■ **WHAT IS REQUIRED**
Could you write out the records below exactly as they appear, leaving out any pictures?

■ **EXTRACTED RECORDS**

╔══

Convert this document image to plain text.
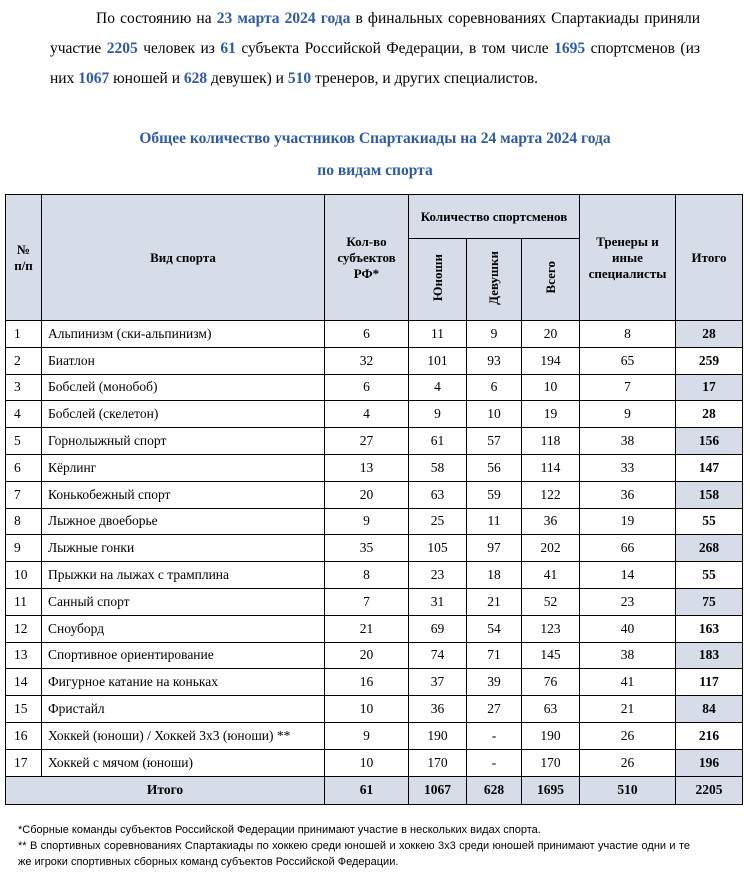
По состоянию на 23 марта 2024 года в финальных соревнованиях Спартакиады приняли участие 2205 человек из 61 субъекта Российской Федерации, в том числе 1695 спортсменов (из них 1067 юношей и 628 девушек) и 510 тренеров, и других специалистов.

Общее количество участников Спартакиады на 24 марта 2024 года
по видам спорта
№ п/п	Вид спорта	Кол-во субъектов РФ*	Количество спортсменов			Тренеры и иные специалисты	Итого
			Юноши	Девушки	Всего		
1	Альпинизм (ски-альпинизм)	6	11	9	20	8	28
2	Биатлон	32	101	93	194	65	259
3	Бобслей (монобоб)	6	4	6	10	7	17
4	Бобслей (скелетон)	4	9	10	19	9	28
5	Горнолыжный спорт	27	61	57	118	38	156
6	Кёрлинг	13	58	56	114	33	147
7	Конькобежный спорт	20	63	59	122	36	158
8	Лыжное двоеборье	9	25	11	36	19	55
9	Лыжные гонки	35	105	97	202	66	268
10	Прыжки на лыжах с трамплина	8	23	18	41	14	55
11	Санный спорт	7	31	21	52	23	75
12	Сноуборд	21	69	54	123	40	163
13	Спортивное ориентирование	20	74	71	145	38	183
14	Фигурное катание на коньках	16	37	39	76	41	117
15	Фристайл	10	36	27	63	21	84
16	Хоккей (юноши) / Хоккей 3х3 (юноши) **	9	190	-	190	26	216
17	Хоккей с мячом (юноши)	10	170	-	170	26	196
Итого		61	1067	628	1695	510	2205

*Сборные команды субъектов Российской Федерации принимают участие в нескольких видах спорта.

** В спортивных соревнованиях Спартакиады по хоккею среди юношей и хоккею 3х3 среди юношей принимают участие одни и те же игроки спортивных сборных команд субъектов Российской Федерации.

╚══

■ **FINAL ANSWER**
Convert this document image to plain text.
По состоянию на 23 марта 2024 года в финальных соревнованиях Спартакиады приняли участие 2205 человек из 61 субъекта Российской Федерации, в том числе 1695 спортсменов (из них 1067 юношей и 628 девушек) и 510 тренеров, и других специалистов.

Общее количество участников Спартакиады на 24 марта 2024 года
по видам спорта
№ п/п	Вид спорта	Кол-во субъектов РФ*	Количество спортсменов			Тренеры и иные специалисты	Итого
			Юноши	Девушки	Всего		
1	Альпинизм (ски-альпинизм)	6	11	9	20	8	28
2	Биатлон	32	101	93	194	65	259
3	Бобслей (монобоб)	6	4	6	10	7	17
4	Бобслей (скелетон)	4	9	10	19	9	28
5	Горнолыжный спорт	27	61	57	118	38	156
6	Кёрлинг	13	58	56	114	33	147
7	Конькобежный спорт	20	63	59	122	36	158
8	Лыжное двоеборье	9	25	11	36	19	55
9	Лыжные гонки	35	105	97	202	66	268
10	Прыжки на лыжах с трамплина	8	23	18	41	14	55
11	Санный спорт	7	31	21	52	23	75
12	Сноуборд	21	69	54	123	40	163
13	Спортивное ориентирование	20	74	71	145	38	183
14	Фигурное катание на коньках	16	37	39	76	41	117
15	Фристайл	10	36	27	63	21	84
16	Хоккей (юноши) / Хоккей 3х3 (юноши) **	9	190	-	190	26	216
17	Хоккей с мячом (юноши)	10	170	-	170	26	196
Итого		61	1067	628	1695	510	2205

*Сборные команды субъектов Российской Федерации принимают участие в нескольких видах спорта.

** В спортивных соревнованиях Спартакиады по хоккею среди юношей и хоккею 3х3 среди юношей принимают участие одни и те же игроки спортивных сборных команд субъектов Российской Федерации.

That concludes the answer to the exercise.